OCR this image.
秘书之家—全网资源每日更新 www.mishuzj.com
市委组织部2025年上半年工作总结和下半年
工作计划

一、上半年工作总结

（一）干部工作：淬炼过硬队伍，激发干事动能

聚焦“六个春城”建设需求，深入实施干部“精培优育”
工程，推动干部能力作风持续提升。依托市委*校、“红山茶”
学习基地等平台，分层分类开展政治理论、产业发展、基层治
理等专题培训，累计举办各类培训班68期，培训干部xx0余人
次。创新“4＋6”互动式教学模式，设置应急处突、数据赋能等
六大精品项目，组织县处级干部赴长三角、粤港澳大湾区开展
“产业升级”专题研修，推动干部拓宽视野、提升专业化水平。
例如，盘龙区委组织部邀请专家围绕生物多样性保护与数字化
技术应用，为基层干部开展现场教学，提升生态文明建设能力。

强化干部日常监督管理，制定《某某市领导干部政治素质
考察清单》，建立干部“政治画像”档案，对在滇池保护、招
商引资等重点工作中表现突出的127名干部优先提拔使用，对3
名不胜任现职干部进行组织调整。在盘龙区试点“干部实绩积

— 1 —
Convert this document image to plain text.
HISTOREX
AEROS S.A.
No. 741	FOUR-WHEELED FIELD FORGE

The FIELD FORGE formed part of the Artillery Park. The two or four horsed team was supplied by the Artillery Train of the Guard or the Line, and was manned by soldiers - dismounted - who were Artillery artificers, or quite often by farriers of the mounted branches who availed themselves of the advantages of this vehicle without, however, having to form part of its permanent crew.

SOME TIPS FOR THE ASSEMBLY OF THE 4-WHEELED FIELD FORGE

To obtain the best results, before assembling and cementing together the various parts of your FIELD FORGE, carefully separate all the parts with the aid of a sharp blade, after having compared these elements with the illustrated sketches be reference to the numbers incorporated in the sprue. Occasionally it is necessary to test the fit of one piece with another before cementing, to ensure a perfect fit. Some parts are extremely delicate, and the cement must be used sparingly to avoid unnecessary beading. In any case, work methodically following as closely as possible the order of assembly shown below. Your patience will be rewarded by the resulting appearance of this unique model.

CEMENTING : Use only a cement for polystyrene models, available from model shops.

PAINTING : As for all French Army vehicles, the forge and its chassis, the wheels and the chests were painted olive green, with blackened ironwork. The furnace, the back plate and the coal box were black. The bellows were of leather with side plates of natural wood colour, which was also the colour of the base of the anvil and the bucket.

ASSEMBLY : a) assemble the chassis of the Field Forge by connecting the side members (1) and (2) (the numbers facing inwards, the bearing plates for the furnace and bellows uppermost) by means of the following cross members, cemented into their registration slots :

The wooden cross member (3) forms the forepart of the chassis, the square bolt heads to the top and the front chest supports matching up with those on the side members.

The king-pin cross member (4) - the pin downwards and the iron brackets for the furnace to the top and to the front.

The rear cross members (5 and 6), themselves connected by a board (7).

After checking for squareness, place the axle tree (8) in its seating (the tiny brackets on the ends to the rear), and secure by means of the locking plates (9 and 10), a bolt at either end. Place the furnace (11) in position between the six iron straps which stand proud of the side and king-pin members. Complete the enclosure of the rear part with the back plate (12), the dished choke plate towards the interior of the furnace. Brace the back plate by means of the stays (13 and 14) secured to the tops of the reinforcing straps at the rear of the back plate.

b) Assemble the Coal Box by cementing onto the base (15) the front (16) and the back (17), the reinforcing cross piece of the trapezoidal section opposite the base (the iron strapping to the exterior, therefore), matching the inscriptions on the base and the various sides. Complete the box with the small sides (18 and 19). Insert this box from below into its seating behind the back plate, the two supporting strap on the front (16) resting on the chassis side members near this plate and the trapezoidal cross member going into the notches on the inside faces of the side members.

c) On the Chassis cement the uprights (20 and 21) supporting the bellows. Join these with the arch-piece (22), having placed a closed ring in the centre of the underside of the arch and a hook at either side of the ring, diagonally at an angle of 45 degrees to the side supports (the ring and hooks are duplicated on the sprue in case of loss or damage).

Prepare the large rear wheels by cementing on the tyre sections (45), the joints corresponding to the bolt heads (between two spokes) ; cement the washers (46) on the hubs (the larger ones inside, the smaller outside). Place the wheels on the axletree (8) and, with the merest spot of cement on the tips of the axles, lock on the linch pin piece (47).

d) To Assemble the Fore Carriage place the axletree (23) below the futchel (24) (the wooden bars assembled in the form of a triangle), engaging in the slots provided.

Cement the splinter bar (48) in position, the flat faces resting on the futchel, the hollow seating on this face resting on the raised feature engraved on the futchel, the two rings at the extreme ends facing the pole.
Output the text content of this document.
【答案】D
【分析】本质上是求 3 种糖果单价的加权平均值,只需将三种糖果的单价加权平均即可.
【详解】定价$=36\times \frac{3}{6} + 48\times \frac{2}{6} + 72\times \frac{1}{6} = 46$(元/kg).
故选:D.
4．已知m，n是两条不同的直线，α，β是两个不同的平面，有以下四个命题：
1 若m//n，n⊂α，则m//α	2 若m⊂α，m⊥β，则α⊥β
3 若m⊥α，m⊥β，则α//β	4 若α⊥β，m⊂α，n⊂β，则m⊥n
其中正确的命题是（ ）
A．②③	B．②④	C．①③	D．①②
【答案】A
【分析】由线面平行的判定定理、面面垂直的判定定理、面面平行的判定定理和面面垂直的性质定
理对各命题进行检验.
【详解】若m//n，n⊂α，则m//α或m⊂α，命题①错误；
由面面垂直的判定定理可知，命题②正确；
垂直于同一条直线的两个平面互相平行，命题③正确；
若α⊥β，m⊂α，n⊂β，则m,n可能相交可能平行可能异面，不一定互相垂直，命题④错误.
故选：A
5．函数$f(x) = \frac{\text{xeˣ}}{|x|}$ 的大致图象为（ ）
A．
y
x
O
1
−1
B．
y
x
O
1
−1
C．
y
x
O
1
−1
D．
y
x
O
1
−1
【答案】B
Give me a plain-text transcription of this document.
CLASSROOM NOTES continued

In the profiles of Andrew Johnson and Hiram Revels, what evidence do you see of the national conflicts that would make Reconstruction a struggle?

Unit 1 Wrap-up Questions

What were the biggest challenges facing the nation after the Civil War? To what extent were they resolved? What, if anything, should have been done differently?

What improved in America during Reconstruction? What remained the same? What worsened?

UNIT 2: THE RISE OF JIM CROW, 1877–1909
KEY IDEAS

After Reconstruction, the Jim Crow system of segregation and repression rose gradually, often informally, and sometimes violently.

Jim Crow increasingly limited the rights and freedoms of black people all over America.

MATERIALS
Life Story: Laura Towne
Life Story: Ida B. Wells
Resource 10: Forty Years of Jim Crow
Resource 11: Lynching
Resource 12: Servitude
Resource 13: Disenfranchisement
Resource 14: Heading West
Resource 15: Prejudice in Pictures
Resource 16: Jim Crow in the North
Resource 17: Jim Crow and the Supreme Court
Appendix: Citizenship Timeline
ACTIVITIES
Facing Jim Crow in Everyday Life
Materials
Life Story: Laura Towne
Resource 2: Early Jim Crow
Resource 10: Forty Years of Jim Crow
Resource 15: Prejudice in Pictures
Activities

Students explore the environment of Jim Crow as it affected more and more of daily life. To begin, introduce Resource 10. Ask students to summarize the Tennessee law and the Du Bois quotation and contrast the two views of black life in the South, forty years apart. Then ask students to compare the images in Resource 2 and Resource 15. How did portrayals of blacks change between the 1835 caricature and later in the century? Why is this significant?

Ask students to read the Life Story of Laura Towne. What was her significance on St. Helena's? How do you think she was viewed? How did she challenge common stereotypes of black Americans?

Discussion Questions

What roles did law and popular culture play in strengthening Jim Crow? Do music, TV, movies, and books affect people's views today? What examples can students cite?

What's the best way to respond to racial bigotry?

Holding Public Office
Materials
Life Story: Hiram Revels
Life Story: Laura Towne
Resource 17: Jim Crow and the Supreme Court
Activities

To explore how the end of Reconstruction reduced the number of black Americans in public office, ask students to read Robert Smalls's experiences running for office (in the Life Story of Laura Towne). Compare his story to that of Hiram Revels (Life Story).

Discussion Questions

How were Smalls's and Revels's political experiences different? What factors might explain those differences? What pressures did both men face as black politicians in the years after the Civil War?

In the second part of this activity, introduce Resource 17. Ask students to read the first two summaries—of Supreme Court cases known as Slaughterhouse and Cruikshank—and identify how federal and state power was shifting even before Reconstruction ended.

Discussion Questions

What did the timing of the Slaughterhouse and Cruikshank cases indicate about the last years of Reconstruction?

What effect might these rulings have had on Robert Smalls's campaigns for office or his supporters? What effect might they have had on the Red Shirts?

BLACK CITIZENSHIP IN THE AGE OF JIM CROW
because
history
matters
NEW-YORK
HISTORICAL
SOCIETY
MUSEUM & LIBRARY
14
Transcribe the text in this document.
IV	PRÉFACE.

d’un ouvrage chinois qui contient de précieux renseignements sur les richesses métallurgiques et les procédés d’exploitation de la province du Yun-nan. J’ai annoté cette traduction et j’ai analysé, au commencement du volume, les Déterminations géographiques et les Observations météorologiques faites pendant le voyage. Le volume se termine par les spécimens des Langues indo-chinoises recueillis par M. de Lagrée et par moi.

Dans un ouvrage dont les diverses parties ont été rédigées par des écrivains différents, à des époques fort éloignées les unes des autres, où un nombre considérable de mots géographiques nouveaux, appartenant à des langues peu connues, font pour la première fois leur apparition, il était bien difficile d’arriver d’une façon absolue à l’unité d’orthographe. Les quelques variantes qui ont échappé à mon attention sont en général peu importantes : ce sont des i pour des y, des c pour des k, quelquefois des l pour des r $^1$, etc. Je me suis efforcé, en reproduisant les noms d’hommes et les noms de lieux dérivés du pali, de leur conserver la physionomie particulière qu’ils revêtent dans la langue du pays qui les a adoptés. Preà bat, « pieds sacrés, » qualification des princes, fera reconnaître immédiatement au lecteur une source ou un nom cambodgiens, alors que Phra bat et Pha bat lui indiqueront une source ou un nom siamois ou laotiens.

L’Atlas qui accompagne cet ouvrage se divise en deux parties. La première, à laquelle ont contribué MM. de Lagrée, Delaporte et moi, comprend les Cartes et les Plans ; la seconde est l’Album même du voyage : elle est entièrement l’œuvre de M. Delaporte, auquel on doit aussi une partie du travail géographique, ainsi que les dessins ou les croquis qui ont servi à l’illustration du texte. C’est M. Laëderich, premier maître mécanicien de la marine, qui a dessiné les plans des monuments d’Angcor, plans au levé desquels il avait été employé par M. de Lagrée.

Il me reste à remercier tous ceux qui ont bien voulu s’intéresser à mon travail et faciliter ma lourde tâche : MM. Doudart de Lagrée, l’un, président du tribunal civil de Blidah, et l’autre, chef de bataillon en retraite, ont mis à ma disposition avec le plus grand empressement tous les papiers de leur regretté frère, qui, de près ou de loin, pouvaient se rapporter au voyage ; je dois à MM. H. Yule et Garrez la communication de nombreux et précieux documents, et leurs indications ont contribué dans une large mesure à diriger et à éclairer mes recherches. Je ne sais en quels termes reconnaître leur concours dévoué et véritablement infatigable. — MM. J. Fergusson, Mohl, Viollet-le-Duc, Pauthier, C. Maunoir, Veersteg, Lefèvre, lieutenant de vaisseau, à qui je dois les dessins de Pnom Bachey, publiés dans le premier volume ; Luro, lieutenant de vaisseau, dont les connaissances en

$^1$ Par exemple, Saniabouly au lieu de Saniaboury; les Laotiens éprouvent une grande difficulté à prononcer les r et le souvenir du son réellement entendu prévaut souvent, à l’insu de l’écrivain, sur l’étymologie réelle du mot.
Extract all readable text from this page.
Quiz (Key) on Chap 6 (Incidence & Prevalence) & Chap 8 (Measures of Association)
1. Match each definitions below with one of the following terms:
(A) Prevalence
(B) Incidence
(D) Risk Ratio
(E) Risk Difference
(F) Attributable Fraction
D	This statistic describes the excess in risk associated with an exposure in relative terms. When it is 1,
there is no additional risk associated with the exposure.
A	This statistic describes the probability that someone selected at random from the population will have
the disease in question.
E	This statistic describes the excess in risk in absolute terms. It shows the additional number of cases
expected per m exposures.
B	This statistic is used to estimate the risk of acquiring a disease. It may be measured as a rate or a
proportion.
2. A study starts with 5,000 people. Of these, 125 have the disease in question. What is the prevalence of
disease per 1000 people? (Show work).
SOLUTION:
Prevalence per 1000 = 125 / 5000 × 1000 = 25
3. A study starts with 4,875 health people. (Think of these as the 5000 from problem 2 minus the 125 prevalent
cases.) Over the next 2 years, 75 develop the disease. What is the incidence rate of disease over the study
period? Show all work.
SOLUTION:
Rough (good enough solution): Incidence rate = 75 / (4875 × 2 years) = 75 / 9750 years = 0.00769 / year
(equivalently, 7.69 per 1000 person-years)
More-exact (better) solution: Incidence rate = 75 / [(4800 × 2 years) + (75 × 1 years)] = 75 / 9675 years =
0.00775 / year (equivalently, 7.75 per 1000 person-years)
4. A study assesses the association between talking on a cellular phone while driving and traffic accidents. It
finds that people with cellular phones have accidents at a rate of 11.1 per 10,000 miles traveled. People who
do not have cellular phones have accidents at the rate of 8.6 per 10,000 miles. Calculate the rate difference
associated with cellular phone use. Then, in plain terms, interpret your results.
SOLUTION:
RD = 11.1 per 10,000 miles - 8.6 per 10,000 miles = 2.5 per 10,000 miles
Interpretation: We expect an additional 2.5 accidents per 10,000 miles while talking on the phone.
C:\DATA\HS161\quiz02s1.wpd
*****
■ Instructions to follow ■
Every line in the data above that contains "themselves" needs to be copied.

■ Written answer ■
The FIELD FORGE formed part of the Artillery Park. The two or four horsed team was supplied by the Artillery Train of the Guard or the Line, and was manned by soldiers - dismounted - who were Artillery artificers, or quite often by farriers of the mounted branches who availed themselves of the advantages of this vehicle without, however, having to form part of its permanent crew.
The rear cross members (5 and 6), themselves connected by a board (7).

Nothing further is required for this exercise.